— start Data rows —

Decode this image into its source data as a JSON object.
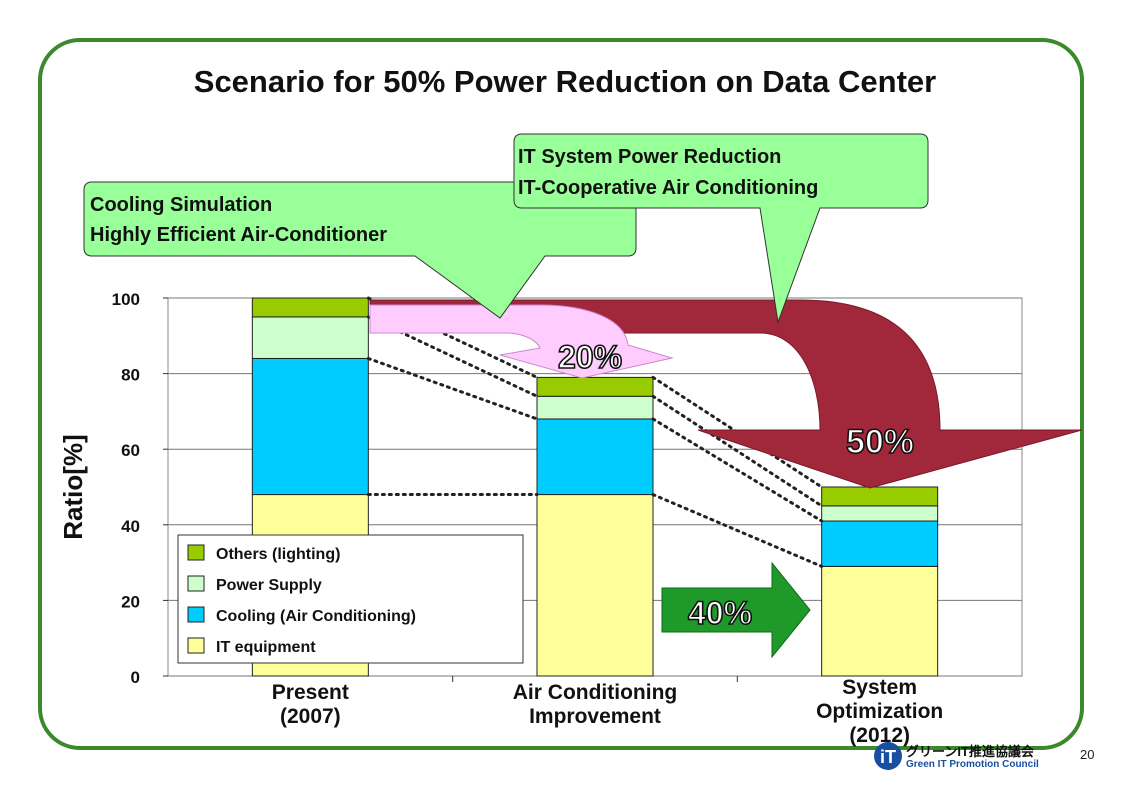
{
  "slide": {
    "title": "Scenario for 50% Power Reduction on Data Center",
    "page_number": "20",
    "logo": {
      "text_ja": "グリーンIT推進協議会",
      "text_en": "Green IT Promotion Council"
    }
  },
  "callouts": {
    "left": {
      "line1": "Cooling Simulation",
      "line2": "Highly Efficient Air-Conditioner",
      "color": "#99ff99"
    },
    "right": {
      "line1": "IT System Power Reduction",
      "line2": "IT-Cooperative Air Conditioning",
      "color": "#99ff99"
    }
  },
  "arrows": {
    "pink": {
      "label": "20%",
      "color": "#ffccff"
    },
    "maroon": {
      "label": "50%",
      "color": "#a0283a"
    },
    "green": {
      "label": "40%",
      "color": "#1f9a2a"
    }
  },
  "chart_data": {
    "type": "bar",
    "stacked": true,
    "categories": [
      [
        "Present",
        "(2007)"
      ],
      [
        "Air Conditioning",
        "Improvement"
      ],
      [
        "System",
        "Optimization",
        "(2012)"
      ]
    ],
    "series": [
      {
        "name": "IT equipment",
        "values": [
          48,
          48,
          29
        ],
        "color": "#ffff99"
      },
      {
        "name": "Cooling (Air Conditioning)",
        "values": [
          36,
          20,
          12
        ],
        "color": "#00ccff"
      },
      {
        "name": "Power Supply",
        "values": [
          11,
          6,
          4
        ],
        "color": "#ccffcc"
      },
      {
        "name": "Others (lighting)",
        "values": [
          5,
          5,
          5
        ],
        "color": "#99cc00"
      }
    ],
    "ylabel": "Ratio[%]",
    "xlabel": "",
    "ylim": [
      0,
      100
    ],
    "yticks": [
      0,
      20,
      40,
      60,
      80,
      100
    ],
    "grid": true,
    "legend_position": "bottom-left"
  }
}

— end Data rows —

** Problem details **
Scan the material above. Return every line containing the string "Conditioning".

** The reply **
      "line2": "IT-Cooperative Air Conditioning",
        "Air Conditioning",
        "name": "Cooling (Air Conditioning)",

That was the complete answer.